Requirement: Please tally how many lines in the items below contain the string "frame", treating uppercase and lowercase as different, and reply with only that number.

Exercise data:
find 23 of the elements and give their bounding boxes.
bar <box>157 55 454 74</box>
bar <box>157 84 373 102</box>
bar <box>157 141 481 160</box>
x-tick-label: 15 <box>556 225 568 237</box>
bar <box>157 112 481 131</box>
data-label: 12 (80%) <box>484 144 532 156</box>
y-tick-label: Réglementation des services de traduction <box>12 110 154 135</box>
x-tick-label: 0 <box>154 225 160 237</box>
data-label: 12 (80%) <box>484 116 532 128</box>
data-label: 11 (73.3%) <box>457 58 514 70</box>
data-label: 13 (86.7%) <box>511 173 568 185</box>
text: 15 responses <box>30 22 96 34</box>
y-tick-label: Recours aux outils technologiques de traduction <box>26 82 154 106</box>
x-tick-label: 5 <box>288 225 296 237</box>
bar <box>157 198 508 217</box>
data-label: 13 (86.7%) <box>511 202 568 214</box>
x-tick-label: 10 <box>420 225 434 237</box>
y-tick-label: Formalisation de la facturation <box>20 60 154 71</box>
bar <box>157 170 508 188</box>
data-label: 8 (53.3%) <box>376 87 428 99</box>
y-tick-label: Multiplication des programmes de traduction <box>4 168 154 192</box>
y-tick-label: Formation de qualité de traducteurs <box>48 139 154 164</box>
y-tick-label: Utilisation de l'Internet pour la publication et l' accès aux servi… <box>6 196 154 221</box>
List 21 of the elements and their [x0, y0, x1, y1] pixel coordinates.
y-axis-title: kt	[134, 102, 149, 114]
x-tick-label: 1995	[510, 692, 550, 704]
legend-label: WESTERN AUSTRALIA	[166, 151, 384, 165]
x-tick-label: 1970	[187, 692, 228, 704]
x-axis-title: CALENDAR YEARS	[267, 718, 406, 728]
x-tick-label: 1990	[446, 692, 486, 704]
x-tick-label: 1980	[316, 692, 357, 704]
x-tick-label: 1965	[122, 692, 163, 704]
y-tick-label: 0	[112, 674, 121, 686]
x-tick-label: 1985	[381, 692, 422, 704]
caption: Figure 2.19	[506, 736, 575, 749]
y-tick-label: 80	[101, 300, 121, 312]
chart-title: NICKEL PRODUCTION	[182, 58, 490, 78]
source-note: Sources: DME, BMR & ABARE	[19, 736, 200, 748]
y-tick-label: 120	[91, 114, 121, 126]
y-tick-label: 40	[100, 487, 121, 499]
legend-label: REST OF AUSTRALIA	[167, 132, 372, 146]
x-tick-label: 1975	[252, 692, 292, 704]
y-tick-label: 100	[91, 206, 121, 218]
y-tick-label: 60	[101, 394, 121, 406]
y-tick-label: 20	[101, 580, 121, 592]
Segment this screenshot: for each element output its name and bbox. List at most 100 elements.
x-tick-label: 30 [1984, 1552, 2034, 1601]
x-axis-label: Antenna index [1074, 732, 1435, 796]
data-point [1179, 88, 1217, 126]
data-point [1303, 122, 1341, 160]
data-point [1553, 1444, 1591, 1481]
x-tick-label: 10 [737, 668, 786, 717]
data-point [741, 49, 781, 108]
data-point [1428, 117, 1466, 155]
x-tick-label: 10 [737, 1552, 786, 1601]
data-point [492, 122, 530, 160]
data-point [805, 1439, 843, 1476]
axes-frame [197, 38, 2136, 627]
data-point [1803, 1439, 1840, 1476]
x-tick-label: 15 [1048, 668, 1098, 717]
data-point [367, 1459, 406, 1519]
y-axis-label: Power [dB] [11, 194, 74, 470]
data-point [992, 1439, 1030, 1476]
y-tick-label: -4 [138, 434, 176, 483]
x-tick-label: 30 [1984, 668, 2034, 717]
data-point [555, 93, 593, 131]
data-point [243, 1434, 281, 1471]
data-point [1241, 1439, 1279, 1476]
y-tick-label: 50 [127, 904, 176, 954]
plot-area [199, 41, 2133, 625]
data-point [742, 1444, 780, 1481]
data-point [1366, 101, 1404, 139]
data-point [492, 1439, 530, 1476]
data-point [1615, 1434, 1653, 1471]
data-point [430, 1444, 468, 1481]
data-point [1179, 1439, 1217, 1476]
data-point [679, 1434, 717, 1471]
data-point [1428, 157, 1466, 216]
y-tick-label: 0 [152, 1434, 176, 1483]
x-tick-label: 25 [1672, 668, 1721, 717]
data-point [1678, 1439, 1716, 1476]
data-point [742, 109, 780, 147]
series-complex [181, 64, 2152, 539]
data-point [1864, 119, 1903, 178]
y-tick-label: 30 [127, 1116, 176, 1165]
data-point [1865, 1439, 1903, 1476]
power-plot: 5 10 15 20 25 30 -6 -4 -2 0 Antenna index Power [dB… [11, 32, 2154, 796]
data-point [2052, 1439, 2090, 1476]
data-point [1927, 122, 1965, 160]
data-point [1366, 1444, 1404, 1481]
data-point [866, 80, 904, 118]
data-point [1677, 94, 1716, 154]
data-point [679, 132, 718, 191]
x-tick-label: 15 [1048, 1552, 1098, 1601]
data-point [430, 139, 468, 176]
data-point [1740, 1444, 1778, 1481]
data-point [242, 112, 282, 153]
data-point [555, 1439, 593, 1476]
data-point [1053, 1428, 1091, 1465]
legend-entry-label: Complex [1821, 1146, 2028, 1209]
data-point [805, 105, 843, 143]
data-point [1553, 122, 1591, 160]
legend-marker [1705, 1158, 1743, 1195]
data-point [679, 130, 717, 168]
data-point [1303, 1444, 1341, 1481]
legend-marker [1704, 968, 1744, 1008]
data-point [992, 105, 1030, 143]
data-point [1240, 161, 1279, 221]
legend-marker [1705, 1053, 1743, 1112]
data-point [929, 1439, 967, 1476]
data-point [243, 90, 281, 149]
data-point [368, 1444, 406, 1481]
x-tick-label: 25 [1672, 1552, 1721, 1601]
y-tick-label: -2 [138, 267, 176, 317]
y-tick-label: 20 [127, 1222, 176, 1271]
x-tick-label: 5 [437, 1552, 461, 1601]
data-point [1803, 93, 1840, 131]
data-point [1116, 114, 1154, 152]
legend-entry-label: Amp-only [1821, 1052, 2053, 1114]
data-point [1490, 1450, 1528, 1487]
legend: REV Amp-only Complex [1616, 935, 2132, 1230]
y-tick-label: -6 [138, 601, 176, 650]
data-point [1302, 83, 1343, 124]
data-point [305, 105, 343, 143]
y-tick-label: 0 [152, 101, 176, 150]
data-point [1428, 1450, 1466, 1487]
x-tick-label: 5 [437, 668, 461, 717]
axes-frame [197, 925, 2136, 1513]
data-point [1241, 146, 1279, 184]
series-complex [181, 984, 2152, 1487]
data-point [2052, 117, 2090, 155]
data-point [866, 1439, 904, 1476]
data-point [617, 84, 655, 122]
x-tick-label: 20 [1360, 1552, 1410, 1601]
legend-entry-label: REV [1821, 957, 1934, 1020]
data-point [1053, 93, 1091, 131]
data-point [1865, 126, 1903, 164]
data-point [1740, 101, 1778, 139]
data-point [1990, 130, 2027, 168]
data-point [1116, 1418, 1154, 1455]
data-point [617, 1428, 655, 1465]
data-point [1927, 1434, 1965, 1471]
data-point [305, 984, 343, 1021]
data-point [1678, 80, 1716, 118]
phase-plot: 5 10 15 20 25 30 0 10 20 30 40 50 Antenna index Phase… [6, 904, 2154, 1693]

Task answer: 2